---- Available data
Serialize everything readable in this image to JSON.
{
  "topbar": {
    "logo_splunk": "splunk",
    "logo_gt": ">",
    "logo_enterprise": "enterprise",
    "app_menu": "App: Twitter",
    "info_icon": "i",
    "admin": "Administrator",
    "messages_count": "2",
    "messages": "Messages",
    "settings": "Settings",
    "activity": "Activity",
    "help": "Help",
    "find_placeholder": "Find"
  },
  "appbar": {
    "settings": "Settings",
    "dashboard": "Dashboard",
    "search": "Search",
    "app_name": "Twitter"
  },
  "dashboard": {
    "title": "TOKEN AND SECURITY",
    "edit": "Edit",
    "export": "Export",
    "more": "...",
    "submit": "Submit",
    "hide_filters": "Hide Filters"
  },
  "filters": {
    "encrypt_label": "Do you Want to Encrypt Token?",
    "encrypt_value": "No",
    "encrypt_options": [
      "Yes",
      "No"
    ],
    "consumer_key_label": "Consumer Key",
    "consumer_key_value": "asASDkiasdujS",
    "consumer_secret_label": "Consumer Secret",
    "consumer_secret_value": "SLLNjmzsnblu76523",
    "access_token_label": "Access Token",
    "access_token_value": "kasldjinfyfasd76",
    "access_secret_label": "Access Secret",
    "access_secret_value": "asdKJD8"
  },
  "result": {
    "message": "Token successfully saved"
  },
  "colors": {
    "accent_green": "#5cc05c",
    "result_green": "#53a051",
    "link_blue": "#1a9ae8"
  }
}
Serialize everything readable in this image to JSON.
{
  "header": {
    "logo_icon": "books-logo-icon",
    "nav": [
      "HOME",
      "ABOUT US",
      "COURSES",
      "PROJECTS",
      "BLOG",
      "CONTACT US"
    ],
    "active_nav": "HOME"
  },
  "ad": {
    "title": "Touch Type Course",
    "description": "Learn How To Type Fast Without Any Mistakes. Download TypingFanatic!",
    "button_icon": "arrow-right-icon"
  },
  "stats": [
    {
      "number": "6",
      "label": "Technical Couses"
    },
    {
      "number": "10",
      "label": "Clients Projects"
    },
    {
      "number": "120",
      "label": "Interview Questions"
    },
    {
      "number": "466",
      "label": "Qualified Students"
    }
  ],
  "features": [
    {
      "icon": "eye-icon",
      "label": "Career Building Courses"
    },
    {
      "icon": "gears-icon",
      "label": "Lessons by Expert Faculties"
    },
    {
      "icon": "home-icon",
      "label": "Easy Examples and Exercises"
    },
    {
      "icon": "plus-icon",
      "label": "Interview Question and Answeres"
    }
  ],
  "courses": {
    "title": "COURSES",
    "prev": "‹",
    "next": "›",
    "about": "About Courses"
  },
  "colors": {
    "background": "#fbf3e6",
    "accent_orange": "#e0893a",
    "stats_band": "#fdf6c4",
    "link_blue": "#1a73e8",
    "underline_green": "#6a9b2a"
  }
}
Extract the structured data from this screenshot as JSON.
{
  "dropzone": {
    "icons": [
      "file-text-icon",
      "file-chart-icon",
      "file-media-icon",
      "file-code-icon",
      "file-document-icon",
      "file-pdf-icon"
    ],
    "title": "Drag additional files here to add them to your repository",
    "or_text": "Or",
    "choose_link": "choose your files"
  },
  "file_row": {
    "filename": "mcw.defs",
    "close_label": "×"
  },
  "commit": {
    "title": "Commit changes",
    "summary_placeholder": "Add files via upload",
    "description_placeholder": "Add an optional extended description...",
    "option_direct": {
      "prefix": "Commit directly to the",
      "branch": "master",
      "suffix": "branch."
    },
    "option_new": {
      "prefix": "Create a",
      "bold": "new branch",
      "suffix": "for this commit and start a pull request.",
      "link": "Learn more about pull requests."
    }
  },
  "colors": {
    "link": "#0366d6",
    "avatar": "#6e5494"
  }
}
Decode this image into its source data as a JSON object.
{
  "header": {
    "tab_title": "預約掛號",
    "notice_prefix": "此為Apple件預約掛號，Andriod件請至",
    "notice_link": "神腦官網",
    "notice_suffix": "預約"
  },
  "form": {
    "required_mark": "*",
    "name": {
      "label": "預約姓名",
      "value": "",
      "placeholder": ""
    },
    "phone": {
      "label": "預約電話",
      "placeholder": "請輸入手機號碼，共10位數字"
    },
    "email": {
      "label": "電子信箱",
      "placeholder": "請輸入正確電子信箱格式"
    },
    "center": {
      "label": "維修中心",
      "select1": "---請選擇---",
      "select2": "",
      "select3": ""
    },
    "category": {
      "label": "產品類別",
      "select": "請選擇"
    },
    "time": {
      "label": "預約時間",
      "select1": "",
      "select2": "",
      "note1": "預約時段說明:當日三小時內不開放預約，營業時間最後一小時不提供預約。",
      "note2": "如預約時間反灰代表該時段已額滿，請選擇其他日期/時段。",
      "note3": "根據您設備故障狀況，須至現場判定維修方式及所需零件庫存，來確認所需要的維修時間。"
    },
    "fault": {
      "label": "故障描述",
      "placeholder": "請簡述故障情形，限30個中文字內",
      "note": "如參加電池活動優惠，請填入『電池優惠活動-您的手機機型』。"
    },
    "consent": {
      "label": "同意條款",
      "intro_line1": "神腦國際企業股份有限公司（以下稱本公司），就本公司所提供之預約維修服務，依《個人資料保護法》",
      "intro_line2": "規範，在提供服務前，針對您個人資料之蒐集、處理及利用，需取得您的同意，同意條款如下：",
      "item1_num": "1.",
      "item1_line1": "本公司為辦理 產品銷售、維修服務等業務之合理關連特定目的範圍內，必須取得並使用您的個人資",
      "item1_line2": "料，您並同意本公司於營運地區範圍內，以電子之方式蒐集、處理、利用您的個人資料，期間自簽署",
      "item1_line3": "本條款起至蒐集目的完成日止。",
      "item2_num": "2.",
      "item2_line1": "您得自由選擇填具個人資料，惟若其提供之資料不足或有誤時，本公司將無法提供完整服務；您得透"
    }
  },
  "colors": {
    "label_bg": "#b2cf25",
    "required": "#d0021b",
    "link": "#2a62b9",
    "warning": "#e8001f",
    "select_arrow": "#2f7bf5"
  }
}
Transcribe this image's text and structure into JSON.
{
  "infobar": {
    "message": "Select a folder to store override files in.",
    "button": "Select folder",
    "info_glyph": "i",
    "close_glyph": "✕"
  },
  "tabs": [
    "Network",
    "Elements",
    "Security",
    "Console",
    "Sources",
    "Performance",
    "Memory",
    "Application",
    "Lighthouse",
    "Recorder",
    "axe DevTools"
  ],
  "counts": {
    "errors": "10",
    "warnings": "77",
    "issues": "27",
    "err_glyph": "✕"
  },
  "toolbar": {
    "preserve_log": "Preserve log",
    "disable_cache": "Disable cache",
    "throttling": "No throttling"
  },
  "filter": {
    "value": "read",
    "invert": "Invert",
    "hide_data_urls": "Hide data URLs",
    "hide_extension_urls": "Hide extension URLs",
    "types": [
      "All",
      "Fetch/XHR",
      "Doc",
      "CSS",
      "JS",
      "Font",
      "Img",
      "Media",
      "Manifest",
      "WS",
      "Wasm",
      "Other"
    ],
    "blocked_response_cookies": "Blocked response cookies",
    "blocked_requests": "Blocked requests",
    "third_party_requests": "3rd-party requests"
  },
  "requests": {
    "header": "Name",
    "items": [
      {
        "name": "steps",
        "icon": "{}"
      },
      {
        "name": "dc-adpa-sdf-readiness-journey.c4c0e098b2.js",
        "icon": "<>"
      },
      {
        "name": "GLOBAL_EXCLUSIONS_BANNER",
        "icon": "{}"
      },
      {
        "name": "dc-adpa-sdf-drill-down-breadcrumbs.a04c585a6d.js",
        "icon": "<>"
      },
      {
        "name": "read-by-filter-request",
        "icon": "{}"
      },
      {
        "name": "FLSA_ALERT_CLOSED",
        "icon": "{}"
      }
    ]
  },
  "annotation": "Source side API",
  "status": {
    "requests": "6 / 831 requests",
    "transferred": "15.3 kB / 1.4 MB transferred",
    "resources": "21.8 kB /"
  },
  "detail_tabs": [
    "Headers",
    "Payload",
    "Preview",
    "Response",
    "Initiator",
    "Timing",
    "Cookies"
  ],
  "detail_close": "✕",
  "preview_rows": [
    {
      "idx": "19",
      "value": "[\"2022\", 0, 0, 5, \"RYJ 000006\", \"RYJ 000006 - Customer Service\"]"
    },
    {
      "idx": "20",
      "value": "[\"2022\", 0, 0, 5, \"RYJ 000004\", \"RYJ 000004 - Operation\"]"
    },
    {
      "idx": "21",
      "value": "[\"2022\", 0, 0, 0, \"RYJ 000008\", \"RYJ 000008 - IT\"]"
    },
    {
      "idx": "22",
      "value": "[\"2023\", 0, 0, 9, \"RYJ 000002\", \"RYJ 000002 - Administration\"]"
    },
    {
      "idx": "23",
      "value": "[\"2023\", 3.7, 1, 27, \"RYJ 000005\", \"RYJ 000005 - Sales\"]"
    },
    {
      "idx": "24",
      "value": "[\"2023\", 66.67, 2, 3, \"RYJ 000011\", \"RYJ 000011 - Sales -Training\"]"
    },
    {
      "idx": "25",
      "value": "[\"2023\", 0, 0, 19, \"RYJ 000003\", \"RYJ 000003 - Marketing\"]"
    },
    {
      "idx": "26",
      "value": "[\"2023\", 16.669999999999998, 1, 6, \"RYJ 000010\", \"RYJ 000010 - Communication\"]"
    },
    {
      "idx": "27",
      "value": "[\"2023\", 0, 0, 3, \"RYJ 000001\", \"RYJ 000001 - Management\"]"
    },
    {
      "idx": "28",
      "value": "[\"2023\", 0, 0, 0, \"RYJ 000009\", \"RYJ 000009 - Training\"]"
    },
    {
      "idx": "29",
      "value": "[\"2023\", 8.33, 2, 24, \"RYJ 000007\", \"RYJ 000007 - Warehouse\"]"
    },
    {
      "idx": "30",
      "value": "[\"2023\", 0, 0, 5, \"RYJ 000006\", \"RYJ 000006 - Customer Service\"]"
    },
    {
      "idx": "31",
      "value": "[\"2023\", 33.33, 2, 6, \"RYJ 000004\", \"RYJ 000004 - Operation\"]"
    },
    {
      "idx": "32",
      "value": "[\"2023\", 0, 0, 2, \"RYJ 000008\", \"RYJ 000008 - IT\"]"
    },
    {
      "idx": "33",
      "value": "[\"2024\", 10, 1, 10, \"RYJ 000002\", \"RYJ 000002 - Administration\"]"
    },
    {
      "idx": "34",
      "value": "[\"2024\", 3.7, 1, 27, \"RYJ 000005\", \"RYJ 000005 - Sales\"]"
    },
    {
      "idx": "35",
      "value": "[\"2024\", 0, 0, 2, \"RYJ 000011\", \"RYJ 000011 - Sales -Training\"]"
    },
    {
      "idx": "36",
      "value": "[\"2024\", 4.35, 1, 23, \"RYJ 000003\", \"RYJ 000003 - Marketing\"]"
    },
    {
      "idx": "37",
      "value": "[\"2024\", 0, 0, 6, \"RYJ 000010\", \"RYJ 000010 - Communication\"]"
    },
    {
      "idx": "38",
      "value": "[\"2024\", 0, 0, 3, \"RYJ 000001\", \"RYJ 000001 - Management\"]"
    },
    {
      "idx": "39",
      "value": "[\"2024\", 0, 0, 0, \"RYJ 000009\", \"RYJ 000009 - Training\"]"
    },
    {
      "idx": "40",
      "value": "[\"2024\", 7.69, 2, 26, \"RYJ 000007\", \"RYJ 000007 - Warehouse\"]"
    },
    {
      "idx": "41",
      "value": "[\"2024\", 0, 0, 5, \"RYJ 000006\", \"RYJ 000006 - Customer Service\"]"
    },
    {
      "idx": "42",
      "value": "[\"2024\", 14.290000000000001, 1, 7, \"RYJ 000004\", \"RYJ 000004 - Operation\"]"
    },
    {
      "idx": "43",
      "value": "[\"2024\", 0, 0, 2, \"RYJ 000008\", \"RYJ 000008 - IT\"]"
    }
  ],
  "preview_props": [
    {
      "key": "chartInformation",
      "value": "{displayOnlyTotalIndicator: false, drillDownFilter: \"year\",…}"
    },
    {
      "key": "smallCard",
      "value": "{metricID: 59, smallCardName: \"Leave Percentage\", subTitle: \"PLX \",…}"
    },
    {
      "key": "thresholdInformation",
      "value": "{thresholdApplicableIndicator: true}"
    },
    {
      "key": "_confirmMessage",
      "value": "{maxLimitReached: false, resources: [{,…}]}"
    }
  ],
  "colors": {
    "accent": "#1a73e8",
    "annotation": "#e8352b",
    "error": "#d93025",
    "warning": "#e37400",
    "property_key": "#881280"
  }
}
--------
Work to do
Copy all lines in the listing above where the string "description" appears.

Written answer
    "description": "Learn How To Type Fast Without Any Mistakes. Download TypingFanatic!",
    "description_placeholder": "Add an optional extended description...",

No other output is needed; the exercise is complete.